start Dataset excerpts
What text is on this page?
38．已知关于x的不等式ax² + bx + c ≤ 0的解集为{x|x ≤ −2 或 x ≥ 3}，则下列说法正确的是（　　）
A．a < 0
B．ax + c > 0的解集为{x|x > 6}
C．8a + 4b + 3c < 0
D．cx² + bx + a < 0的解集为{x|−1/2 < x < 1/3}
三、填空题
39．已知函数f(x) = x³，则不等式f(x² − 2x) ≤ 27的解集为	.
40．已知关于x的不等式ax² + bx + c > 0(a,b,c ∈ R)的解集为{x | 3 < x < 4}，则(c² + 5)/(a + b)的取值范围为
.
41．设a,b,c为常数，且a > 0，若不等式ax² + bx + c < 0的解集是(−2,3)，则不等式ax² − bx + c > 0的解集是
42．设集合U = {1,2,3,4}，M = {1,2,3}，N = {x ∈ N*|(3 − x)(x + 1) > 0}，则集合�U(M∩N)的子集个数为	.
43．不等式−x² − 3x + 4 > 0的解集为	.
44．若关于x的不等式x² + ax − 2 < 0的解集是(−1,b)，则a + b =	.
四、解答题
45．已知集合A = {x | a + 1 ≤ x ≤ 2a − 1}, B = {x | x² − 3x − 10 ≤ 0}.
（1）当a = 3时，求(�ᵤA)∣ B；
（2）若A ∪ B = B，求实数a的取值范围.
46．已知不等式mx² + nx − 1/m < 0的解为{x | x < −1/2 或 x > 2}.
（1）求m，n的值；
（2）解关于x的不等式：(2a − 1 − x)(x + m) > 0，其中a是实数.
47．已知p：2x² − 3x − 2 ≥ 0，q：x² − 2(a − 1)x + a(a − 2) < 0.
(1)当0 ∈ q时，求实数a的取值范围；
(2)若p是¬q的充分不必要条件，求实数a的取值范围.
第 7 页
end Dataset excerpts
start Dataset excerpts
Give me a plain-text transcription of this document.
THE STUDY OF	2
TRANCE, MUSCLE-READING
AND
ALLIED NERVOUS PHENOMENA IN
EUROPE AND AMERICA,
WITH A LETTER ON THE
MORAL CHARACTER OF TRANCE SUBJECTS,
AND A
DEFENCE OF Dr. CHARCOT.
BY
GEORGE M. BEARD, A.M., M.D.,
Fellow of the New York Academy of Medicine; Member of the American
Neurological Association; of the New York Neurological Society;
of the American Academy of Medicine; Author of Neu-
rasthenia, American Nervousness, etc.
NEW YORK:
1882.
end Dataset excerpts
> _Prompt_: Give a single number: the count of lines above that include the word "this".

> _Solution_: 2